TO BE DONE: In the listing below, locate the lines that hold "вчера" and copy them.

EXCERPTED DATA:
──────
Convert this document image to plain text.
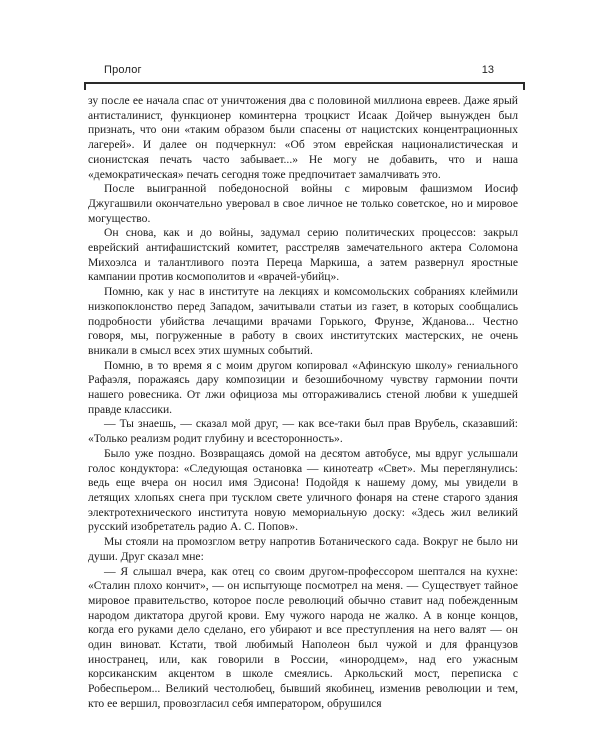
Пролог	13

зу после ее начала спас от уничтожения два с половиной миллиона евреев. Даже ярый антисталинист, функционер коминтерна троцкист Исаак Дойчер вынужден был признать, что они «таким образом были спасены от нацистских концентрационных лагерей». И далее он подчеркнул: «Об этом еврейская националистическая и сионистская печать часто забывает...» Не могу не добавить, что и наша «демократическая» печать сегодня тоже предпочитает замалчивать это.

После выигранной победоносной войны с мировым фашизмом Иосиф Джугашвили окончательно уверовал в свое личное не только советское, но и мировое могущество.

Он снова, как и до войны, задумал серию политических процессов: закрыл еврейский антифашистский комитет, расстреляв замечательного актера Соломона Михоэлса и талантливого поэта Переца Маркиша, а затем развернул яростные кампании против космополитов и «врачей-убийц».

Помню, как у нас в институте на лекциях и комсомольских собраниях клеймили низкопоклонство перед Западом, зачитывали статьи из газет, в которых сообщались подробности убийства лечащими врачами Горького, Фрунзе, Жданова... Честно говоря, мы, погруженные в работу в своих институтских мастерских, не очень вникали в смысл всех этих шумных событий.

Помню, в то время я с моим другом копировал «Афинскую школу» гениального Рафаэля, поражаясь дару композиции и безошибочному чувству гармонии почти нашего ровесника. От лжи официоза мы отгораживались стеной любви к ушедшей правде классики.

— Ты знаешь, — сказал мой друг, — как все-таки был прав Врубель, сказавший: «Только реализм родит глубину и всесторонность».

Было уже поздно. Возвращаясь домой на десятом автобусе, мы вдруг услышали голос кондуктора: «Следующая остановка — кинотеатр «Свет». Мы переглянулись: ведь еще вчера он носил имя Эдисона! Подойдя к нашему дому, мы увидели в летящих хлопьях снега при тусклом свете уличного фонаря на стене старого здания электротехнического института новую мемориальную доску: «Здесь жил великий русский изобретатель радио А. С. Попов».

Мы стояли на промозглом ветру напротив Ботанического сада. Вокруг не было ни души. Друг сказал мне:

— Я слышал вчера, как отец со своим другом-профессором шептался на кухне: «Сталин плохо кончит», — он испытующе посмотрел на меня. — Существует тайное мировое правительство, которое после революций обычно ставит над побежденным народом диктатора другой крови. Ему чужого народа не жалко. А в конце концов, когда его руками дело сделано, его убирают и все преступления на него валят — он один виноват. Кстати, твой любимый Наполеон был чужой и для французов иностранец, или, как говорили в России, «инородцем», над его ужасным корсиканским акцентом в школе смеялись. Аркольский мост, переписка с Робеспьером... Великий честолюбец, бывший якобинец, изменив революции и тем, кто ее вершил, провозгласил себя императором, обрушился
──────
WRITTEN ANSWER:
Было уже поздно. Возвращаясь домой на десятом автобусе, мы вдруг услышали голос кондуктора: «Следующая остановка — кинотеатр «Свет». Мы переглянулись: ведь еще вчера он носил имя Эдисона! Подойдя к нашему дому, мы увидели в летящих хлопьях снега при тусклом свете уличного фонаря на стене старого здания электротехнического института новую мемориальную доску: «Здесь жил великий русский изобретатель радио А. С. Попов».
— Я слышал вчера, как отец со своим другом-профессором шептался на кухне: «Сталин плохо кончит», — он испытующе посмотрел на меня. — Существует тайное мировое правительство, которое после революций обычно ставит над побежденным народом диктатора другой крови. Ему чужого народа не жалко. А в конце концов, когда его руками дело сделано, его убирают и все преступления на него валят — он один виноват. Кстати, твой любимый Наполеон был чужой и для французов иностранец, или, как говорили в России, «инородцем», над его ужасным корсиканским акцентом в школе смеялись. Аркольский мост, переписка с Робеспьером... Великий честолюбец, бывший якобинец, изменив революции и тем, кто ее вершил, провозгласил себя императором, обрушился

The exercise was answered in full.